Data listing:
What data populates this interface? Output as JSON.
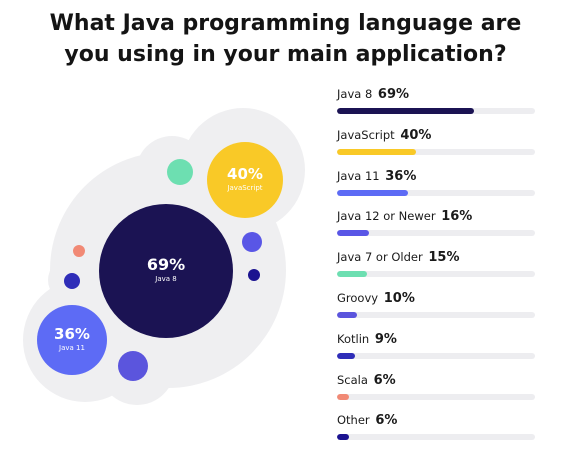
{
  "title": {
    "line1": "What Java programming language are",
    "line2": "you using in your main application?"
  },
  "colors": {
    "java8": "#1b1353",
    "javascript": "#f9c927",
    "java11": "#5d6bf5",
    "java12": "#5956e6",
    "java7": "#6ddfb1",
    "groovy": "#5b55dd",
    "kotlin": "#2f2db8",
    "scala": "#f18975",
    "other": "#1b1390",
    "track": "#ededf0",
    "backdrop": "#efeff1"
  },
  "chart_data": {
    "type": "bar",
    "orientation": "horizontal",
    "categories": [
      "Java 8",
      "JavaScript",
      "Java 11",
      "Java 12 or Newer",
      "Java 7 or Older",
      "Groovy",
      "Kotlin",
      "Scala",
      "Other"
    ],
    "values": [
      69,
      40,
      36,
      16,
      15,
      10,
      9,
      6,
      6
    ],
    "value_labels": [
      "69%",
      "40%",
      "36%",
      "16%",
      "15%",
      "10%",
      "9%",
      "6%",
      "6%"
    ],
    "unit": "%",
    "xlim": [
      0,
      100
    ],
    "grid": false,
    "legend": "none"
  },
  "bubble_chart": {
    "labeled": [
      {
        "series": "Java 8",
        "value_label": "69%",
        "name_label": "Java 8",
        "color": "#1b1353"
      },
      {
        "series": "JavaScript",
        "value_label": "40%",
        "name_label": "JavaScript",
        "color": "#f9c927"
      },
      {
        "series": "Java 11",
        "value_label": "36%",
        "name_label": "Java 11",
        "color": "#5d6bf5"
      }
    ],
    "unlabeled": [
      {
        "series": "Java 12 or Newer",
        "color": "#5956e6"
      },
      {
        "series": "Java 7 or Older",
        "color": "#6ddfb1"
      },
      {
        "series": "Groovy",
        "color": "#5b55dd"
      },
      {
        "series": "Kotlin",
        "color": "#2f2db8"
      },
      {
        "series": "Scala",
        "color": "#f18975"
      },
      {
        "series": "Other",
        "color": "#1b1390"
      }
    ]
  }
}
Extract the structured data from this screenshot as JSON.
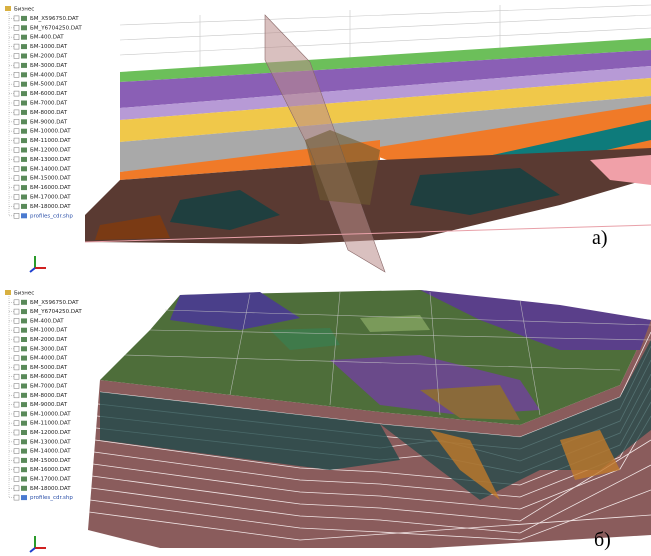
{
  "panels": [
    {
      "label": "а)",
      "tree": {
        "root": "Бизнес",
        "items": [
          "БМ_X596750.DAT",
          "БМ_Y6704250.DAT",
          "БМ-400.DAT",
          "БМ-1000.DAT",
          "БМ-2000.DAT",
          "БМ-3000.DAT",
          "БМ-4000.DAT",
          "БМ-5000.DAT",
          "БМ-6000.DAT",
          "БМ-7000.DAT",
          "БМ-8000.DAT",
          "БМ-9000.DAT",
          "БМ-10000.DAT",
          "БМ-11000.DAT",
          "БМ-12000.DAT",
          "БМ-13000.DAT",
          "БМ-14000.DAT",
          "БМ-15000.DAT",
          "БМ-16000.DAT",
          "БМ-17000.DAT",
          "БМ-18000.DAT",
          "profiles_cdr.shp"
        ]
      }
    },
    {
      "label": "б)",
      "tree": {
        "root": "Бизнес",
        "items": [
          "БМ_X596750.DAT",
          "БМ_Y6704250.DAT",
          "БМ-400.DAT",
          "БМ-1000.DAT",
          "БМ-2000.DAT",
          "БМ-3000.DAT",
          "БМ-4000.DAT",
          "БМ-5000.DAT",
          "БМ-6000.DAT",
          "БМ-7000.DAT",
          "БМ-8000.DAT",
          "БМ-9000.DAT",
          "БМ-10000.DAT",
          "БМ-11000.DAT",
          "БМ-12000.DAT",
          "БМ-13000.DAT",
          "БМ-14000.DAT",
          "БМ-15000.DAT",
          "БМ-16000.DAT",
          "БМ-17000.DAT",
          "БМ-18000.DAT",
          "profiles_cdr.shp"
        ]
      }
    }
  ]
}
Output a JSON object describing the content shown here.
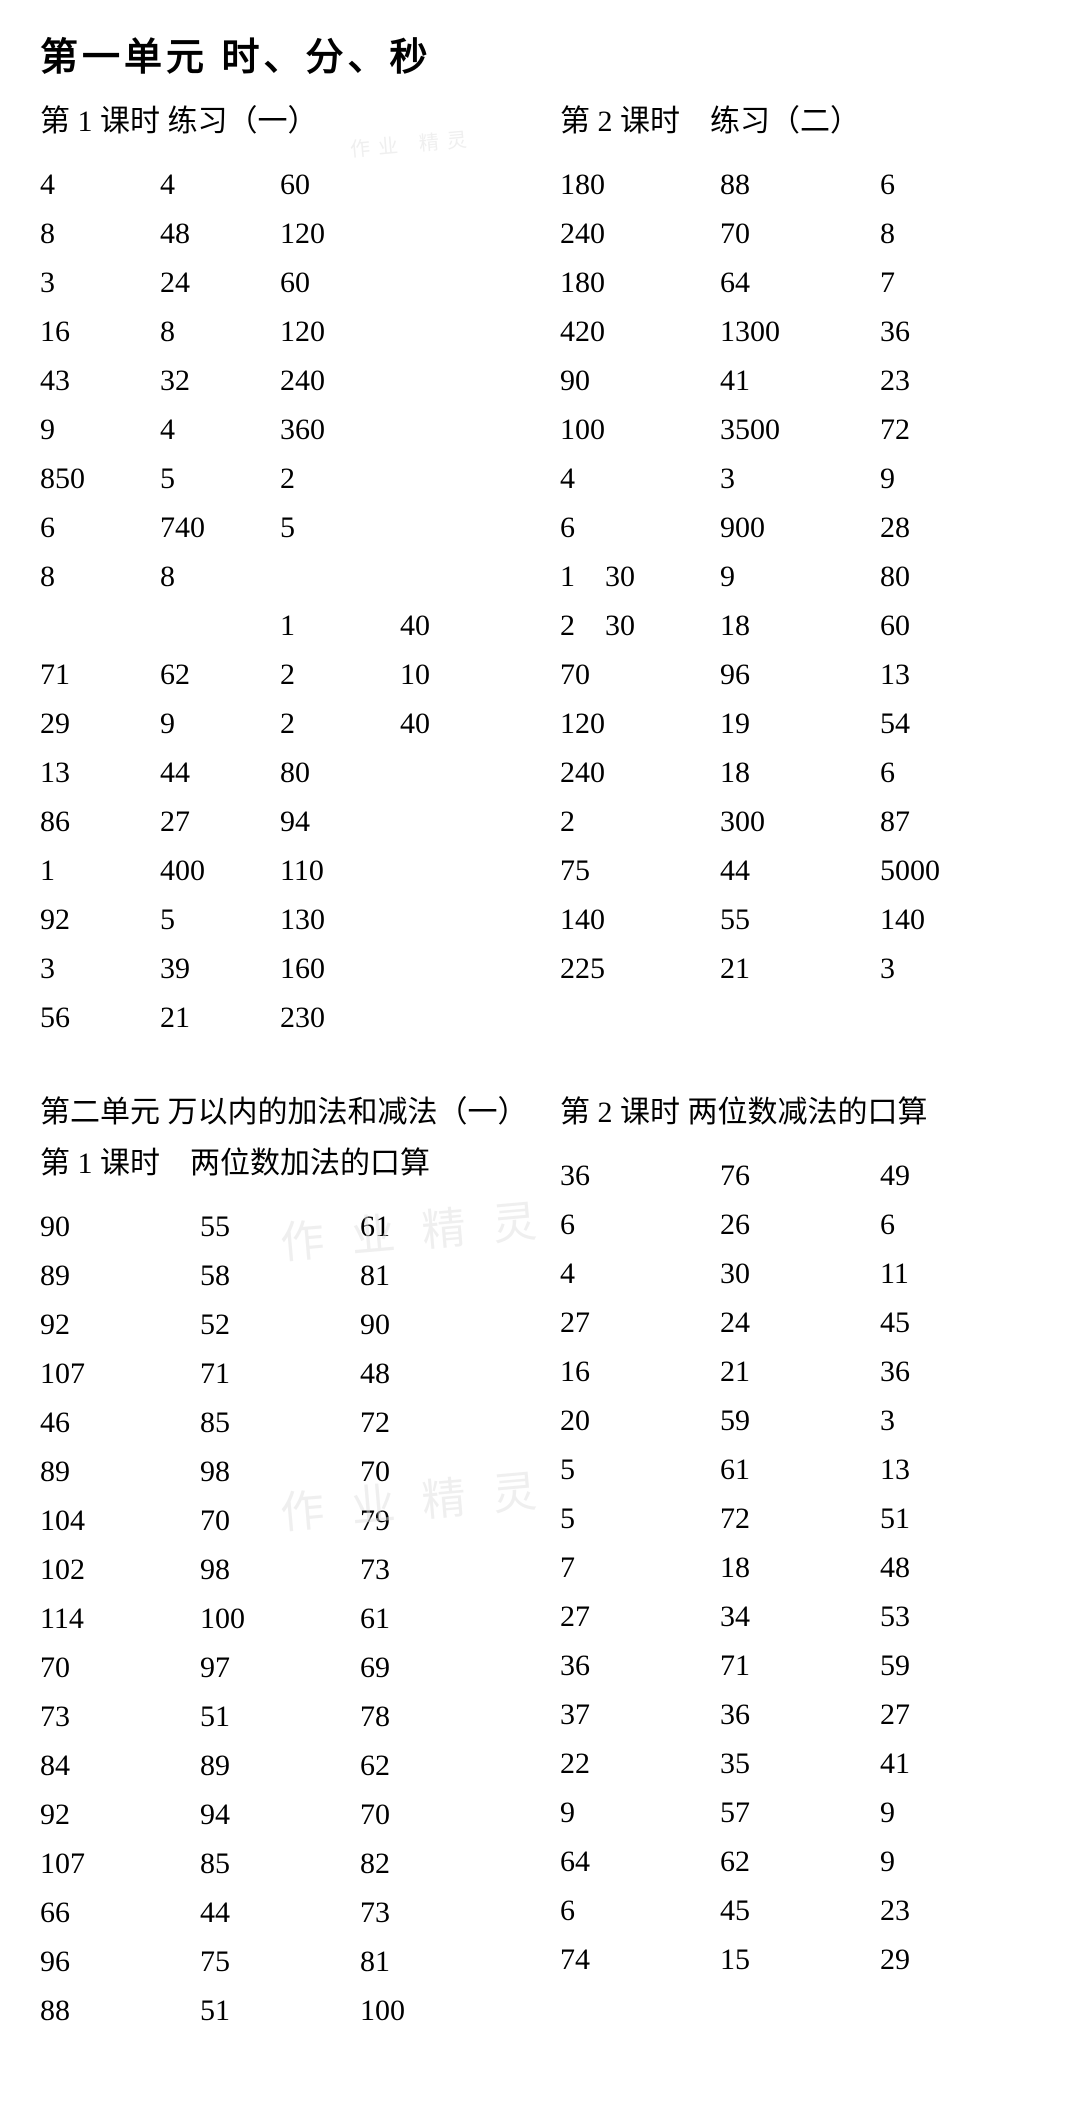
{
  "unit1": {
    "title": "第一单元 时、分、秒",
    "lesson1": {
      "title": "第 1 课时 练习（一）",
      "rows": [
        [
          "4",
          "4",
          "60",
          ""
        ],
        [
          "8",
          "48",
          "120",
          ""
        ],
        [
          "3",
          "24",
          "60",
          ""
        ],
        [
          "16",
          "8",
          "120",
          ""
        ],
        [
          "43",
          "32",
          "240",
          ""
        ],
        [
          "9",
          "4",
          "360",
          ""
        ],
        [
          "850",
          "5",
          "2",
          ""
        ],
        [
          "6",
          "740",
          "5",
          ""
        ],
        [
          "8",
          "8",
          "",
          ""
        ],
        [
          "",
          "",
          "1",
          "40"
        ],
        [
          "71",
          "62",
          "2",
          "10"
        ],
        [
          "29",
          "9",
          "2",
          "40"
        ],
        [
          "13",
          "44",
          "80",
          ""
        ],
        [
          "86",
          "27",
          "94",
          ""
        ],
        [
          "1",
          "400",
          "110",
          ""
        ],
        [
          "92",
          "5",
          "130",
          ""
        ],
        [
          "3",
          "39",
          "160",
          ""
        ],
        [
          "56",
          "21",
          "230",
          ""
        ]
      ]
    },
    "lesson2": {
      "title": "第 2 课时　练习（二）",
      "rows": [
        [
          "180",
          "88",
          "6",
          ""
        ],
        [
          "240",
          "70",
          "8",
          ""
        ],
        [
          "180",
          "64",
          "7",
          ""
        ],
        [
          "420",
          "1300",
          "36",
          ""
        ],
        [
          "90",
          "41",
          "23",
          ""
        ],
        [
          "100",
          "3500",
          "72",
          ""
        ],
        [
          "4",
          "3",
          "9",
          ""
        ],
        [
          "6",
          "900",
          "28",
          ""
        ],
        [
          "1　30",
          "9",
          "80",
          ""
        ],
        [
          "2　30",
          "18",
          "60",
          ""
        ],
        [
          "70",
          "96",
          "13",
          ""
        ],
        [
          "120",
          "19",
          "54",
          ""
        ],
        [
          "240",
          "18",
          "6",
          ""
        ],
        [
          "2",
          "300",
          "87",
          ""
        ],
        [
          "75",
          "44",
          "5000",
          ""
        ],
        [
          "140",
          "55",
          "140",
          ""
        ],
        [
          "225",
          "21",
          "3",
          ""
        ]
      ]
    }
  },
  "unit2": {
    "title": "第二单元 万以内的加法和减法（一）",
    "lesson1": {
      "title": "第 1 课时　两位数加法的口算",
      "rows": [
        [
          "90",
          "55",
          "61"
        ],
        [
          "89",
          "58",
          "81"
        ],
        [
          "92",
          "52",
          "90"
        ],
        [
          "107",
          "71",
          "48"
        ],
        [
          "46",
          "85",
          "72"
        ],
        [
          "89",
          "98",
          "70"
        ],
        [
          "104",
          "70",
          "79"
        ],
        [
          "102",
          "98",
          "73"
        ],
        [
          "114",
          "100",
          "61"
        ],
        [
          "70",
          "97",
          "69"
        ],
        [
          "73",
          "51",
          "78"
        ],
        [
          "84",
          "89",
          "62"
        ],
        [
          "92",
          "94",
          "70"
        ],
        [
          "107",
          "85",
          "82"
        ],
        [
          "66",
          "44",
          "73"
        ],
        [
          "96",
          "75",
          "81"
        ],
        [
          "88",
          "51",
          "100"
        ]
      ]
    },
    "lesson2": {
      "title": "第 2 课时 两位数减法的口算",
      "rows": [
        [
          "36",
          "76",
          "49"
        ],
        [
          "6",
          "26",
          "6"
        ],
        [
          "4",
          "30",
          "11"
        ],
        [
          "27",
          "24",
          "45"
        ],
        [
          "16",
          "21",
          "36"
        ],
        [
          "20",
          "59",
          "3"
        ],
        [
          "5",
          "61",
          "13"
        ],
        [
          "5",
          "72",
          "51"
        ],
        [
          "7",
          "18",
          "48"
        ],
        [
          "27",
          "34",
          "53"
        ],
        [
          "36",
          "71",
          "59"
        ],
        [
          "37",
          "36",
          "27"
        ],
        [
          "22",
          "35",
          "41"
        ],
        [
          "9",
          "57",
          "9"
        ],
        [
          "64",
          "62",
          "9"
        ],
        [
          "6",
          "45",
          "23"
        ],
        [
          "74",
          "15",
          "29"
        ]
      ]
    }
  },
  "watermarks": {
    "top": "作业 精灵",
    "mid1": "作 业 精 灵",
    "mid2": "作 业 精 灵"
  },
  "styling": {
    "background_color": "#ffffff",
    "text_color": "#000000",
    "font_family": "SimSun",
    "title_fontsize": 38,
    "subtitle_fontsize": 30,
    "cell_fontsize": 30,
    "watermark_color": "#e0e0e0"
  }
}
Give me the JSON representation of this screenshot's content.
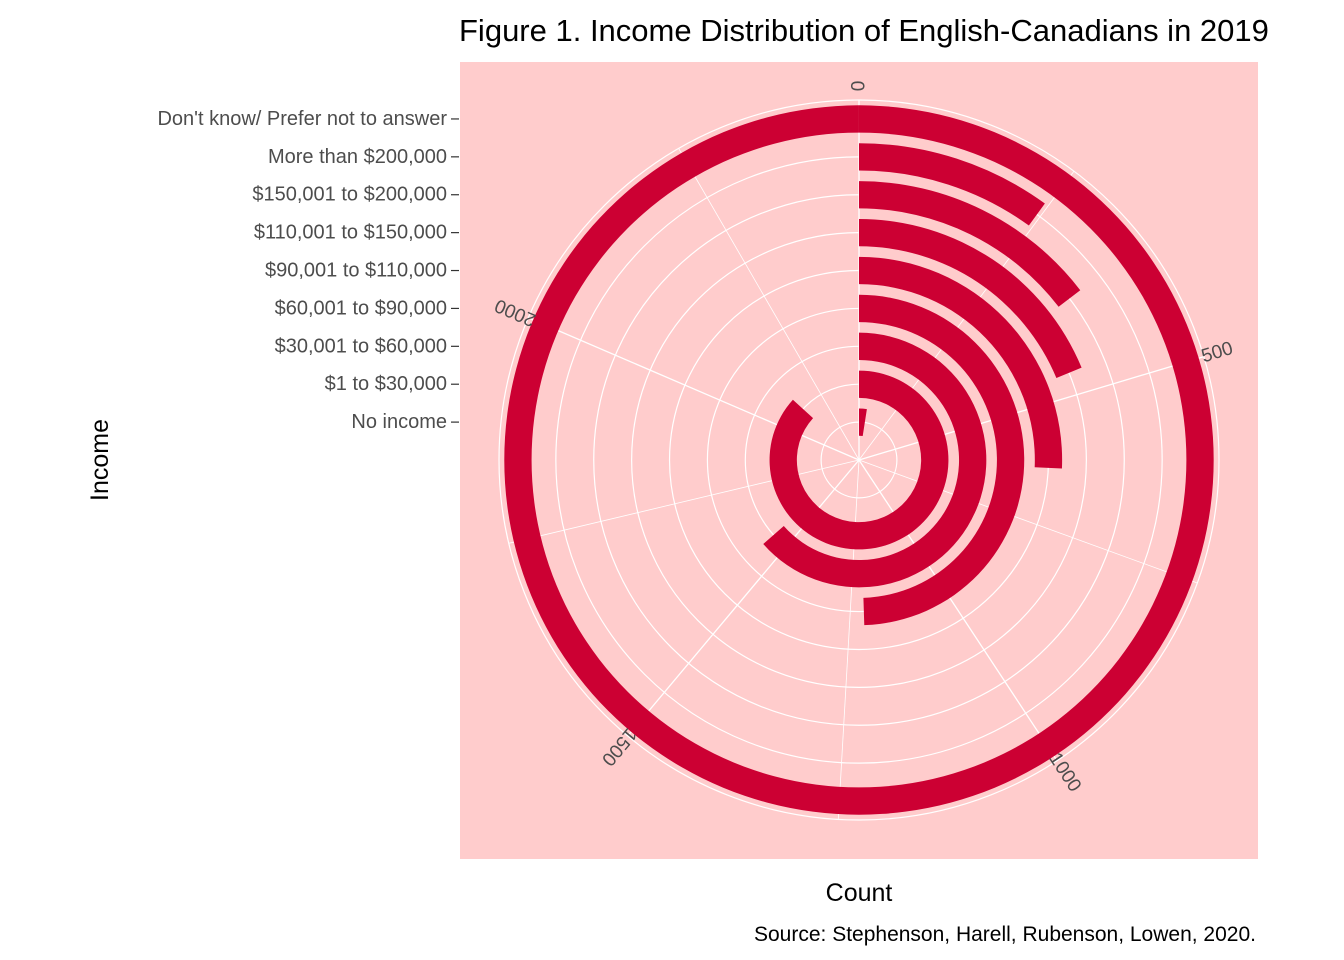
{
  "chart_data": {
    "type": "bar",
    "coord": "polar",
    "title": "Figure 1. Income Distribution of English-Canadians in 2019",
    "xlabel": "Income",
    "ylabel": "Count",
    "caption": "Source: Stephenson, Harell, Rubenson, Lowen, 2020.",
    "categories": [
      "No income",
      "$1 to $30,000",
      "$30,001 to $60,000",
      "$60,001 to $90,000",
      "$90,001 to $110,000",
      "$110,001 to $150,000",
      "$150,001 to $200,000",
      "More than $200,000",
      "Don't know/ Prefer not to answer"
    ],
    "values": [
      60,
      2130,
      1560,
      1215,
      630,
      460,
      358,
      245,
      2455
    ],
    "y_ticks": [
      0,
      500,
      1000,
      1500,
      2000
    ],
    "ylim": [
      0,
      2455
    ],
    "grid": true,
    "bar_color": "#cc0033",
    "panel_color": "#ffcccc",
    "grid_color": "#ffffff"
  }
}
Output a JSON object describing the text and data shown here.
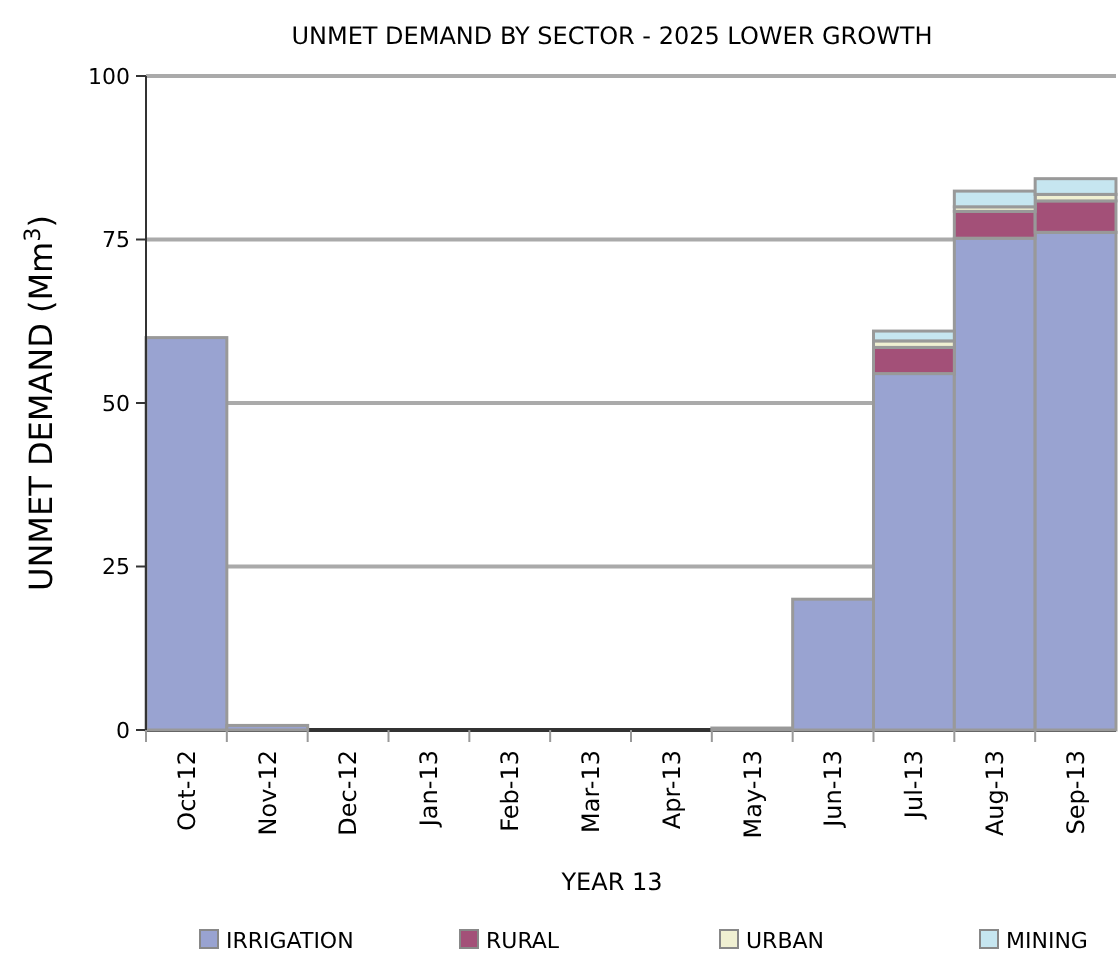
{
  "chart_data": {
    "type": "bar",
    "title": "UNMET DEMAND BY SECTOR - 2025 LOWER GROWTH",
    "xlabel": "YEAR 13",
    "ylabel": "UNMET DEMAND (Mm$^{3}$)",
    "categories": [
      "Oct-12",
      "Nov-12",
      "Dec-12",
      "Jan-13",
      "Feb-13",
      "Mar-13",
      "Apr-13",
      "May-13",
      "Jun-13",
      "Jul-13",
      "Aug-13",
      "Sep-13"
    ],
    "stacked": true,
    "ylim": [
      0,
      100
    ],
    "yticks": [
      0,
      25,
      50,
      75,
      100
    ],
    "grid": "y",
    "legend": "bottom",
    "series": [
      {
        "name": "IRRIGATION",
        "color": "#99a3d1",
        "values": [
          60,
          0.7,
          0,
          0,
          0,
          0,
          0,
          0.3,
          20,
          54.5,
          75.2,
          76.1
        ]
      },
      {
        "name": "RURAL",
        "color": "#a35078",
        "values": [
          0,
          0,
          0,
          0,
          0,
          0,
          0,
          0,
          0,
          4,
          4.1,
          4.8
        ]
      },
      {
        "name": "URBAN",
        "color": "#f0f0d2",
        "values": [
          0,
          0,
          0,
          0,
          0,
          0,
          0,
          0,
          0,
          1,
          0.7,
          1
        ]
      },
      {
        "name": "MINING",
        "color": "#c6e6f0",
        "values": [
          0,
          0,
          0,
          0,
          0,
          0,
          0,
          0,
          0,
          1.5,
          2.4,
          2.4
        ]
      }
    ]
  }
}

*DO THIS*
How many of these lines contain "describing"? Write only the number.

*THE SOLUTION*
2